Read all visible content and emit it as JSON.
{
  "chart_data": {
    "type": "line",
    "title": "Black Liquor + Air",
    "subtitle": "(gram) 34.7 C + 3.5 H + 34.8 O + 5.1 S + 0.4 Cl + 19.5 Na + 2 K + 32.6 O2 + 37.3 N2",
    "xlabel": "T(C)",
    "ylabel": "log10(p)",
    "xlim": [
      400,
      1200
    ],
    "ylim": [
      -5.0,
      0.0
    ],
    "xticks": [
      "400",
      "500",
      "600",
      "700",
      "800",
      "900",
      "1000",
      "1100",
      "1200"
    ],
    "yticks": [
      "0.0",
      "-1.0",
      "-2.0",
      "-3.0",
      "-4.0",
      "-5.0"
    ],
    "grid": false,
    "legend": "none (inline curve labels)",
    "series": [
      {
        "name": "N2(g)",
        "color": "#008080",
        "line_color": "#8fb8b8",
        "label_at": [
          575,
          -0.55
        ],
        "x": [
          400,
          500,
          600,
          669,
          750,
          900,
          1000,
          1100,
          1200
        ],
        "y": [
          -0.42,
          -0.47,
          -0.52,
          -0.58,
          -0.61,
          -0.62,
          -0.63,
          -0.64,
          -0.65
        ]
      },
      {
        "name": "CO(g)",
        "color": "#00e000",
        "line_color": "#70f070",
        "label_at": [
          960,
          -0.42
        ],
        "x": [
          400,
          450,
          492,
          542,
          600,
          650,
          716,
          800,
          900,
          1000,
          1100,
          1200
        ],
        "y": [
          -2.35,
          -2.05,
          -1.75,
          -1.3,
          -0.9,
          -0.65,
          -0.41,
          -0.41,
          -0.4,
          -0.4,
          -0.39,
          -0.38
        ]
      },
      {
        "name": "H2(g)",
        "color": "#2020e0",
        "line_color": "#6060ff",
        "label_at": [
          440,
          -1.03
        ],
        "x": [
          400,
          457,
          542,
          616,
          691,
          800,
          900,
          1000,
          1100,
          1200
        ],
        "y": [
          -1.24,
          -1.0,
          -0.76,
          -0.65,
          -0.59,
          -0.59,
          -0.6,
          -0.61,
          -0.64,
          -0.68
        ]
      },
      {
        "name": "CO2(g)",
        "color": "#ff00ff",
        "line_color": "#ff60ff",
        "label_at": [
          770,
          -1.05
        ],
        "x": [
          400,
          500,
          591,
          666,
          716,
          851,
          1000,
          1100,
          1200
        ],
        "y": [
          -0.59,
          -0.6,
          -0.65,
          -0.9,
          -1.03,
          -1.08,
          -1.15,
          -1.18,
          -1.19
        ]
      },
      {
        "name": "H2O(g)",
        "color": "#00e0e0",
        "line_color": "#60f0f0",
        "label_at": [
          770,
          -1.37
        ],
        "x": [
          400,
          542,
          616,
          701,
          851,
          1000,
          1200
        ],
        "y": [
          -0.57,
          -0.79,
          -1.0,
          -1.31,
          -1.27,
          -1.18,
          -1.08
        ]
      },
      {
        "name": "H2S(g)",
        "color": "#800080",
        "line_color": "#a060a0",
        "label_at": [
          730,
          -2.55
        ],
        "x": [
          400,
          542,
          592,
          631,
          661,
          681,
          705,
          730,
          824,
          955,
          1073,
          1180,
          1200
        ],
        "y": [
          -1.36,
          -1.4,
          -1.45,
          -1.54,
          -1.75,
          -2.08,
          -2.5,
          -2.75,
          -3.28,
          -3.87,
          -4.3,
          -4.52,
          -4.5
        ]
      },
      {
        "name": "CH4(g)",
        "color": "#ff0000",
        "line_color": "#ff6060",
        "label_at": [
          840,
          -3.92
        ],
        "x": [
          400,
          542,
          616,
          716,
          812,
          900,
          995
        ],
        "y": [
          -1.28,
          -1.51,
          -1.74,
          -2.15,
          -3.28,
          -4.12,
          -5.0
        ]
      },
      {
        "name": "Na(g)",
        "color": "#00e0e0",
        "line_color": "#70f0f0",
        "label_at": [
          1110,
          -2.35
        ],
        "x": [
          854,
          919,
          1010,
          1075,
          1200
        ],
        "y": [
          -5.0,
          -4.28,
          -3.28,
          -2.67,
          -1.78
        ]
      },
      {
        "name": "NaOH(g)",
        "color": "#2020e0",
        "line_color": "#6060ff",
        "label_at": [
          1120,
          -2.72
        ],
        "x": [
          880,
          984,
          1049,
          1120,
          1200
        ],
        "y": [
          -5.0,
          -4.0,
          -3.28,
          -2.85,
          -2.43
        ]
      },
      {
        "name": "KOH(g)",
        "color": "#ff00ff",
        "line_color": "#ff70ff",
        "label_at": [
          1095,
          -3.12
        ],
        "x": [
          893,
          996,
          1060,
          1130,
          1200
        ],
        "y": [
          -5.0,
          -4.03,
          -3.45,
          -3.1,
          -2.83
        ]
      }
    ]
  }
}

--------------------------------------------------

#### PROBLEM DETAILS:
Each record should come back exactly as written.

#### RESPONSE TO THIS EXERCISE:
Read all visible content and emit it as JSON.
{
  "chart_data": {
    "type": "line",
    "title": "Black Liquor + Air",
    "subtitle": "(gram) 34.7 C + 3.5 H + 34.8 O + 5.1 S + 0.4 Cl + 19.5 Na + 2 K + 32.6 O2 + 37.3 N2",
    "xlabel": "T(C)",
    "ylabel": "log10(p)",
    "xlim": [
      400,
      1200
    ],
    "ylim": [
      -5.0,
      0.0
    ],
    "xticks": [
      "400",
      "500",
      "600",
      "700",
      "800",
      "900",
      "1000",
      "1100",
      "1200"
    ],
    "yticks": [
      "0.0",
      "-1.0",
      "-2.0",
      "-3.0",
      "-4.0",
      "-5.0"
    ],
    "grid": false,
    "legend": "none (inline curve labels)",
    "series": [
      {
        "name": "N2(g)",
        "color": "#008080",
        "line_color": "#8fb8b8",
        "label_at": [
          575,
          -0.55
        ],
        "x": [
          400,
          500,
          600,
          669,
          750,
          900,
          1000,
          1100,
          1200
        ],
        "y": [
          -0.42,
          -0.47,
          -0.52,
          -0.58,
          -0.61,
          -0.62,
          -0.63,
          -0.64,
          -0.65
        ]
      },
      {
        "name": "CO(g)",
        "color": "#00e000",
        "line_color": "#70f070",
        "label_at": [
          960,
          -0.42
        ],
        "x": [
          400,
          450,
          492,
          542,
          600,
          650,
          716,
          800,
          900,
          1000,
          1100,
          1200
        ],
        "y": [
          -2.35,
          -2.05,
          -1.75,
          -1.3,
          -0.9,
          -0.65,
          -0.41,
          -0.41,
          -0.4,
          -0.4,
          -0.39,
          -0.38
        ]
      },
      {
        "name": "H2(g)",
        "color": "#2020e0",
        "line_color": "#6060ff",
        "label_at": [
          440,
          -1.03
        ],
        "x": [
          400,
          457,
          542,
          616,
          691,
          800,
          900,
          1000,
          1100,
          1200
        ],
        "y": [
          -1.24,
          -1.0,
          -0.76,
          -0.65,
          -0.59,
          -0.59,
          -0.6,
          -0.61,
          -0.64,
          -0.68
        ]
      },
      {
        "name": "CO2(g)",
        "color": "#ff00ff",
        "line_color": "#ff60ff",
        "label_at": [
          770,
          -1.05
        ],
        "x": [
          400,
          500,
          591,
          666,
          716,
          851,
          1000,
          1100,
          1200
        ],
        "y": [
          -0.59,
          -0.6,
          -0.65,
          -0.9,
          -1.03,
          -1.08,
          -1.15,
          -1.18,
          -1.19
        ]
      },
      {
        "name": "H2O(g)",
        "color": "#00e0e0",
        "line_color": "#60f0f0",
        "label_at": [
          770,
          -1.37
        ],
        "x": [
          400,
          542,
          616,
          701,
          851,
          1000,
          1200
        ],
        "y": [
          -0.57,
          -0.79,
          -1.0,
          -1.31,
          -1.27,
          -1.18,
          -1.08
        ]
      },
      {
        "name": "H2S(g)",
        "color": "#800080",
        "line_color": "#a060a0",
        "label_at": [
          730,
          -2.55
        ],
        "x": [
          400,
          542,
          592,
          631,
          661,
          681,
          705,
          730,
          824,
          955,
          1073,
          1180,
          1200
        ],
        "y": [
          -1.36,
          -1.4,
          -1.45,
          -1.54,
          -1.75,
          -2.08,
          -2.5,
          -2.75,
          -3.28,
          -3.87,
          -4.3,
          -4.52,
          -4.5
        ]
      },
      {
        "name": "CH4(g)",
        "color": "#ff0000",
        "line_color": "#ff6060",
        "label_at": [
          840,
          -3.92
        ],
        "x": [
          400,
          542,
          616,
          716,
          812,
          900,
          995
        ],
        "y": [
          -1.28,
          -1.51,
          -1.74,
          -2.15,
          -3.28,
          -4.12,
          -5.0
        ]
      },
      {
        "name": "Na(g)",
        "color": "#00e0e0",
        "line_color": "#70f0f0",
        "label_at": [
          1110,
          -2.35
        ],
        "x": [
          854,
          919,
          1010,
          1075,
          1200
        ],
        "y": [
          -5.0,
          -4.28,
          -3.28,
          -2.67,
          -1.78
        ]
      },
      {
        "name": "NaOH(g)",
        "color": "#2020e0",
        "line_color": "#6060ff",
        "label_at": [
          1120,
          -2.72
        ],
        "x": [
          880,
          984,
          1049,
          1120,
          1200
        ],
        "y": [
          -5.0,
          -4.0,
          -3.28,
          -2.85,
          -2.43
        ]
      },
      {
        "name": "KOH(g)",
        "color": "#ff00ff",
        "line_color": "#ff70ff",
        "label_at": [
          1095,
          -3.12
        ],
        "x": [
          893,
          996,
          1060,
          1130,
          1200
        ],
        "y": [
          -5.0,
          -4.03,
          -3.45,
          -3.1,
          -2.83
        ]
      }
    ]
  }
}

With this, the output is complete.